[Instructions to follow]
Each line containing the word "this" must be reported.

[Available data]
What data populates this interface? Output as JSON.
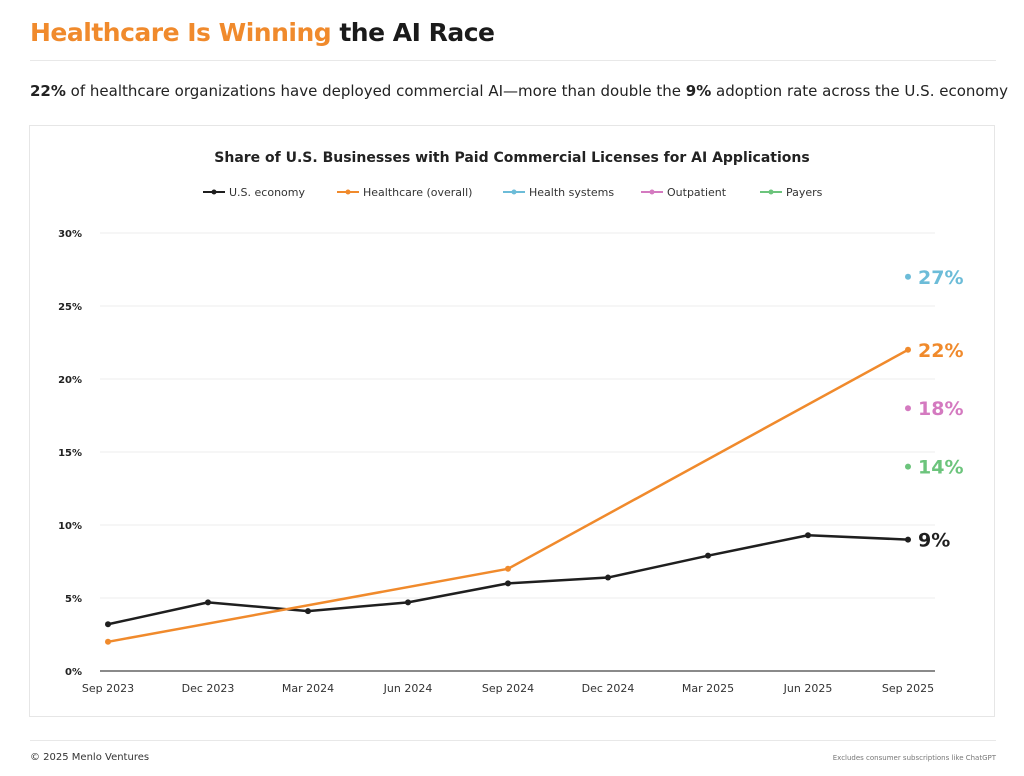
{
  "header": {
    "title_highlight": "Healthcare Is Winning",
    "title_rest": " the AI Race",
    "subtitle_b1": "22%",
    "subtitle_t1": " of healthcare organizations have deployed commercial AI—more than double the ",
    "subtitle_b2": "9%",
    "subtitle_t2": " adoption rate across the U.S. economy"
  },
  "footer": {
    "copyright": "© 2025 Menlo Ventures",
    "note": "Excludes consumer subscriptions like ChatGPT"
  },
  "chart_data": {
    "type": "line",
    "title": "Share of U.S. Businesses with Paid Commercial Licenses for AI Applications",
    "x": [
      "Sep 2023",
      "Dec 2023",
      "Mar 2024",
      "Jun 2024",
      "Sep 2024",
      "Dec 2024",
      "Mar 2025",
      "Jun 2025",
      "Sep 2025"
    ],
    "ylim": [
      0,
      30
    ],
    "yticks": [
      0,
      5,
      10,
      15,
      20,
      25,
      30
    ],
    "ytick_labels": [
      "0%",
      "5%",
      "10%",
      "15%",
      "20%",
      "25%",
      "30%"
    ],
    "grid": true,
    "legend_placement": "top",
    "series": [
      {
        "name": "U.S. economy",
        "color": "#1f1f1f",
        "values": [
          3.2,
          4.7,
          4.1,
          4.7,
          6.0,
          6.4,
          7.9,
          9.3,
          9.0
        ],
        "end_label": "9%"
      },
      {
        "name": "Healthcare (overall)",
        "color": "#f08a2c",
        "values": [
          2,
          null,
          null,
          null,
          7,
          null,
          null,
          null,
          22
        ],
        "end_label": "22%"
      },
      {
        "name": "Health systems",
        "color": "#6cbcd8",
        "values": [
          null,
          null,
          null,
          null,
          null,
          null,
          null,
          null,
          27
        ],
        "end_label": "27%"
      },
      {
        "name": "Outpatient",
        "color": "#d47ac0",
        "values": [
          null,
          null,
          null,
          null,
          null,
          null,
          null,
          null,
          18
        ],
        "end_label": "18%"
      },
      {
        "name": "Payers",
        "color": "#6cc47c",
        "values": [
          null,
          null,
          null,
          null,
          null,
          null,
          null,
          null,
          14
        ],
        "end_label": "14%"
      }
    ]
  }
}
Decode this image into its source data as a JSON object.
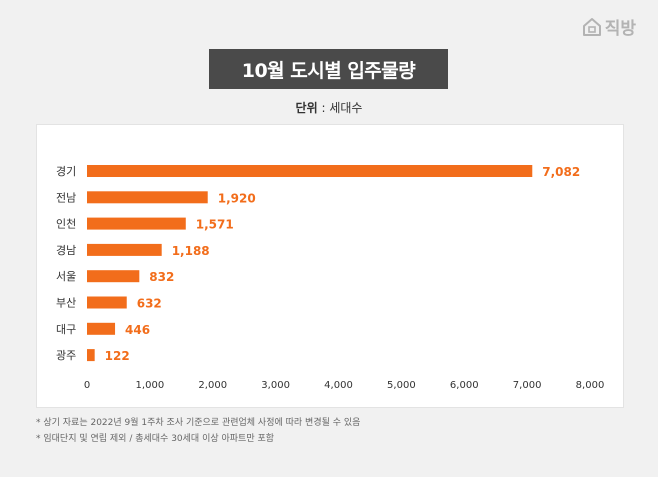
{
  "brand": {
    "name": "직방",
    "icon": "house-icon"
  },
  "title": "10월 도시별 입주물량",
  "unit": {
    "label": "단위",
    "sep": " : ",
    "value": "세대수"
  },
  "notes": [
    "* 상기 자료는 2022년 9월 1주차 조사 기준으로 관련업체 사정에 따라 변경될 수 있음",
    "* 임대단지 및 연립 제외 / 총세대수 30세대 이상 아파트만 포함"
  ],
  "colors": {
    "bar": "#f26d1b",
    "label": "#f26d1b",
    "title_bg": "#4a4a4a"
  },
  "chart_data": {
    "type": "bar",
    "orientation": "horizontal",
    "categories": [
      "경기",
      "전남",
      "인천",
      "경남",
      "서울",
      "부산",
      "대구",
      "광주"
    ],
    "values": [
      7082,
      1920,
      1571,
      1188,
      832,
      632,
      446,
      122
    ],
    "value_labels": [
      "7,082",
      "1,920",
      "1,571",
      "1,188",
      "832",
      "632",
      "446",
      "122"
    ],
    "xlim": [
      0,
      8000
    ],
    "xticks": [
      0,
      1000,
      2000,
      3000,
      4000,
      5000,
      6000,
      7000,
      8000
    ],
    "xtick_labels": [
      "0",
      "1,000",
      "2,000",
      "3,000",
      "4,000",
      "5,000",
      "6,000",
      "7,000",
      "8,000"
    ],
    "grid": false
  }
}
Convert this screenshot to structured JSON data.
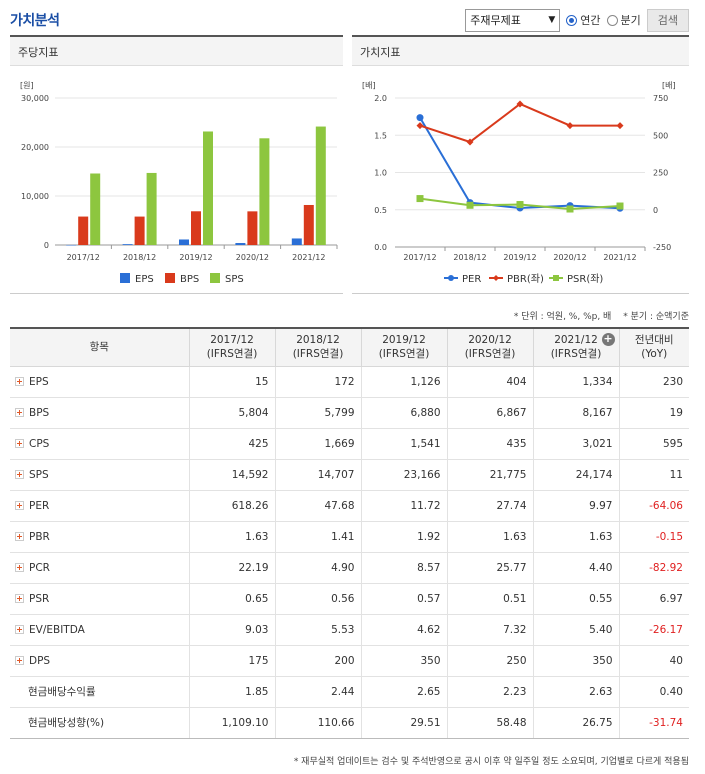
{
  "header": {
    "title": "가치분석",
    "select_value": "주재무제표",
    "radio_annual": "연간",
    "radio_quarter": "분기",
    "search_label": "검색"
  },
  "left_panel": {
    "title": "주당지표"
  },
  "right_panel": {
    "title": "가치지표"
  },
  "chart_data": [
    {
      "type": "bar",
      "title": "주당지표",
      "ylabel": "[원]",
      "categories": [
        "2017/12",
        "2018/12",
        "2019/12",
        "2020/12",
        "2021/12"
      ],
      "yticks": [
        "30,000",
        "20,000",
        "10,000",
        "0"
      ],
      "ylim": [
        0,
        30000
      ],
      "series": [
        {
          "name": "EPS",
          "color": "#2a6fd6",
          "values": [
            15,
            172,
            1126,
            404,
            1334
          ]
        },
        {
          "name": "BPS",
          "color": "#d93a1c",
          "values": [
            5804,
            5799,
            6880,
            6867,
            8167
          ]
        },
        {
          "name": "SPS",
          "color": "#8dc63f",
          "values": [
            14592,
            14707,
            23166,
            21775,
            24174
          ]
        }
      ]
    },
    {
      "type": "line",
      "title": "가치지표",
      "ylabel_left": "[배]",
      "ylabel_right": "[배]",
      "categories": [
        "2017/12",
        "2018/12",
        "2019/12",
        "2020/12",
        "2021/12"
      ],
      "yticks_left": [
        "2.0",
        "1.5",
        "1.0",
        "0.5",
        "0.0"
      ],
      "yticks_right": [
        "750",
        "500",
        "250",
        "0",
        "-250"
      ],
      "ylim_left": [
        0,
        2
      ],
      "ylim_right": [
        -250,
        750
      ],
      "series": [
        {
          "name": "PER",
          "axis": "right",
          "color": "#2a6fd6",
          "marker": "circle",
          "values": [
            618.26,
            47.68,
            11.72,
            27.74,
            9.97
          ]
        },
        {
          "name": "PBR(좌)",
          "axis": "left",
          "color": "#d93a1c",
          "marker": "diamond",
          "values": [
            1.63,
            1.41,
            1.92,
            1.63,
            1.63
          ]
        },
        {
          "name": "PSR(좌)",
          "axis": "left",
          "color": "#8dc63f",
          "marker": "square",
          "values": [
            0.65,
            0.56,
            0.57,
            0.51,
            0.55
          ]
        }
      ]
    }
  ],
  "unit_note": "* 단위 : 억원, %, %p, 배 　* 분기 : 순액기준",
  "table": {
    "headers": [
      {
        "l1": "항목",
        "l2": ""
      },
      {
        "l1": "2017/12",
        "l2": "(IFRS연결)"
      },
      {
        "l1": "2018/12",
        "l2": "(IFRS연결)"
      },
      {
        "l1": "2019/12",
        "l2": "(IFRS연결)"
      },
      {
        "l1": "2020/12",
        "l2": "(IFRS연결)"
      },
      {
        "l1": "2021/12",
        "l2": "(IFRS연결)"
      },
      {
        "l1": "전년대비",
        "l2": "(YoY)"
      }
    ],
    "rows": [
      {
        "name": "EPS",
        "expand": true,
        "values": [
          "15",
          "172",
          "1,126",
          "404",
          "1,334",
          "230"
        ],
        "neg": false
      },
      {
        "name": "BPS",
        "expand": true,
        "values": [
          "5,804",
          "5,799",
          "6,880",
          "6,867",
          "8,167",
          "19"
        ],
        "neg": false
      },
      {
        "name": "CPS",
        "expand": true,
        "values": [
          "425",
          "1,669",
          "1,541",
          "435",
          "3,021",
          "595"
        ],
        "neg": false
      },
      {
        "name": "SPS",
        "expand": true,
        "values": [
          "14,592",
          "14,707",
          "23,166",
          "21,775",
          "24,174",
          "11"
        ],
        "neg": false
      },
      {
        "name": "PER",
        "expand": true,
        "values": [
          "618.26",
          "47.68",
          "11.72",
          "27.74",
          "9.97",
          "-64.06"
        ],
        "neg": true
      },
      {
        "name": "PBR",
        "expand": true,
        "values": [
          "1.63",
          "1.41",
          "1.92",
          "1.63",
          "1.63",
          "-0.15"
        ],
        "neg": true
      },
      {
        "name": "PCR",
        "expand": true,
        "values": [
          "22.19",
          "4.90",
          "8.57",
          "25.77",
          "4.40",
          "-82.92"
        ],
        "neg": true
      },
      {
        "name": "PSR",
        "expand": true,
        "values": [
          "0.65",
          "0.56",
          "0.57",
          "0.51",
          "0.55",
          "6.97"
        ],
        "neg": false
      },
      {
        "name": "EV/EBITDA",
        "expand": true,
        "values": [
          "9.03",
          "5.53",
          "4.62",
          "7.32",
          "5.40",
          "-26.17"
        ],
        "neg": true
      },
      {
        "name": "DPS",
        "expand": true,
        "values": [
          "175",
          "200",
          "350",
          "250",
          "350",
          "40"
        ],
        "neg": false
      },
      {
        "name": "현금배당수익률",
        "expand": false,
        "values": [
          "1.85",
          "2.44",
          "2.65",
          "2.23",
          "2.63",
          "0.40"
        ],
        "neg": false
      },
      {
        "name": "현금배당성향(%)",
        "expand": false,
        "values": [
          "1,109.10",
          "110.66",
          "29.51",
          "58.48",
          "26.75",
          "-31.74"
        ],
        "neg": true
      }
    ]
  },
  "footnote": "* 재무실적 업데이트는 검수 및 주석반영으로 공시 이후 약 일주일 정도 소요되며, 기업별로 다르게 적용됨"
}
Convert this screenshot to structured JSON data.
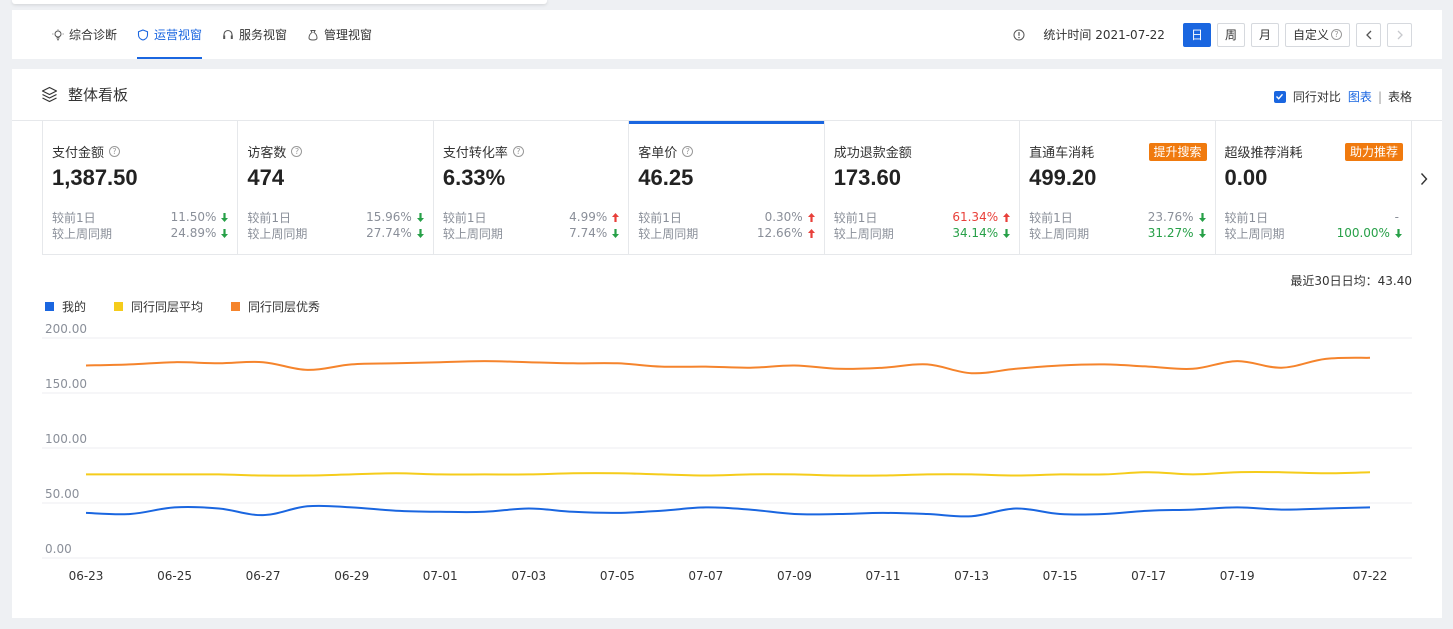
{
  "nav": {
    "tabs": [
      {
        "label": "综合诊断",
        "icon": "bulb-icon",
        "active": false
      },
      {
        "label": "运营视窗",
        "icon": "shield-icon",
        "active": true
      },
      {
        "label": "服务视窗",
        "icon": "headset-icon",
        "active": false
      },
      {
        "label": "管理视窗",
        "icon": "bag-icon",
        "active": false
      }
    ],
    "stat_time": "统计时间 2021-07-22",
    "periods": [
      "日",
      "周",
      "月",
      "自定义"
    ],
    "active_period": "日"
  },
  "board": {
    "title": "整体看板",
    "compare_label": "同行对比",
    "view_chart": "图表",
    "view_sep": "|",
    "view_table": "表格"
  },
  "kpis": [
    {
      "name": "支付金额",
      "help": true,
      "value": "1,387.50",
      "badge": "",
      "cmp": [
        {
          "label": "较前1日",
          "pct": "11.50%",
          "dir": "down"
        },
        {
          "label": "较上周同期",
          "pct": "24.89%",
          "dir": "down"
        }
      ]
    },
    {
      "name": "访客数",
      "help": true,
      "value": "474",
      "badge": "",
      "cmp": [
        {
          "label": "较前1日",
          "pct": "15.96%",
          "dir": "down"
        },
        {
          "label": "较上周同期",
          "pct": "27.74%",
          "dir": "down"
        }
      ]
    },
    {
      "name": "支付转化率",
      "help": true,
      "value": "6.33%",
      "badge": "",
      "cmp": [
        {
          "label": "较前1日",
          "pct": "4.99%",
          "dir": "up"
        },
        {
          "label": "较上周同期",
          "pct": "7.74%",
          "dir": "down"
        }
      ]
    },
    {
      "name": "客单价",
      "help": true,
      "value": "46.25",
      "badge": "",
      "selected": true,
      "cmp": [
        {
          "label": "较前1日",
          "pct": "0.30%",
          "dir": "up"
        },
        {
          "label": "较上周同期",
          "pct": "12.66%",
          "dir": "up"
        }
      ]
    },
    {
      "name": "成功退款金额",
      "help": false,
      "value": "173.60",
      "badge": "",
      "cmp": [
        {
          "label": "较前1日",
          "pct": "61.34%",
          "dir": "up",
          "color": "red"
        },
        {
          "label": "较上周同期",
          "pct": "34.14%",
          "dir": "down",
          "color": "green"
        }
      ]
    },
    {
      "name": "直通车消耗",
      "help": false,
      "value": "499.20",
      "badge": "提升搜索",
      "cmp": [
        {
          "label": "较前1日",
          "pct": "23.76%",
          "dir": "down"
        },
        {
          "label": "较上周同期",
          "pct": "31.27%",
          "dir": "down",
          "color": "green"
        }
      ]
    },
    {
      "name": "超级推荐消耗",
      "help": false,
      "value": "0.00",
      "badge": "助力推荐",
      "cmp": [
        {
          "label": "较前1日",
          "pct": "-",
          "dir": "none"
        },
        {
          "label": "较上周同期",
          "pct": "100.00%",
          "dir": "down",
          "color": "green"
        }
      ]
    }
  ],
  "chart_note": "最近30日日均：43.40",
  "colors": {
    "accent": "#1a66e0",
    "mine": "#1a66e0",
    "avg": "#f5cc1b",
    "top": "#f5842c",
    "up": "#e8403a",
    "down": "#27a048",
    "badge": "#f07a0e"
  },
  "chart_data": {
    "type": "line",
    "x": [
      "06-23",
      "06-24",
      "06-25",
      "06-26",
      "06-27",
      "06-28",
      "06-29",
      "06-30",
      "07-01",
      "07-02",
      "07-03",
      "07-04",
      "07-05",
      "07-06",
      "07-07",
      "07-08",
      "07-09",
      "07-10",
      "07-11",
      "07-12",
      "07-13",
      "07-14",
      "07-15",
      "07-16",
      "07-17",
      "07-18",
      "07-19",
      "07-20",
      "07-21",
      "07-22"
    ],
    "x_tick_labels": [
      "06-23",
      "06-25",
      "06-27",
      "06-29",
      "07-01",
      "07-03",
      "07-05",
      "07-07",
      "07-09",
      "07-11",
      "07-13",
      "07-15",
      "07-17",
      "07-19",
      "07-22"
    ],
    "ylim": [
      0,
      200
    ],
    "y_ticks": [
      "0.00",
      "50.00",
      "100.00",
      "150.00",
      "200.00"
    ],
    "grid": true,
    "legend_position": "top-left",
    "series": [
      {
        "name": "我的",
        "color": "#1a66e0",
        "values": [
          41,
          40,
          46,
          45,
          39,
          47,
          46,
          43,
          42,
          42,
          45,
          42,
          41,
          43,
          46,
          44,
          40,
          40,
          41,
          40,
          38,
          45,
          40,
          40,
          43,
          44,
          46,
          44,
          45,
          46
        ]
      },
      {
        "name": "同行同层平均",
        "color": "#f5cc1b",
        "values": [
          76,
          76,
          76,
          76,
          75,
          75,
          76,
          77,
          76,
          76,
          76,
          77,
          77,
          76,
          75,
          76,
          76,
          75,
          75,
          76,
          76,
          75,
          76,
          76,
          78,
          76,
          78,
          78,
          77,
          78
        ]
      },
      {
        "name": "同行同层优秀",
        "color": "#f5842c",
        "values": [
          175,
          176,
          178,
          177,
          178,
          171,
          176,
          177,
          178,
          179,
          178,
          177,
          177,
          174,
          174,
          173,
          175,
          172,
          173,
          176,
          168,
          172,
          175,
          176,
          174,
          172,
          179,
          173,
          181,
          182
        ]
      }
    ]
  }
}
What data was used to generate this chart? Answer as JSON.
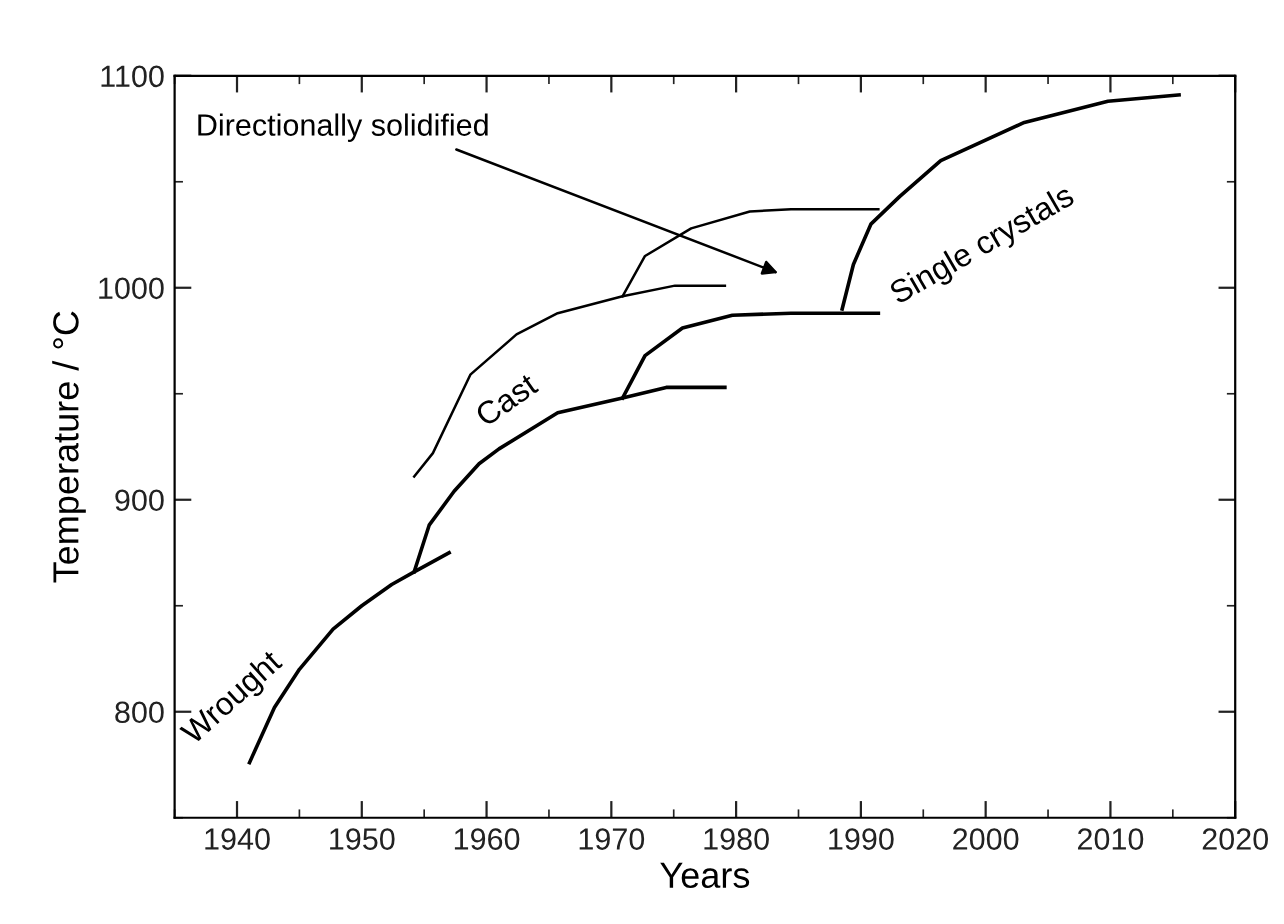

[Finished task]
What data populates this interface? Output as JSON.
Decode this image into its source data as a JSON object.
Convert this screenshot to structured JSON data.
Convert this screenshot to structured JSON data.
What data was used to generate this chart? Answer as JSON.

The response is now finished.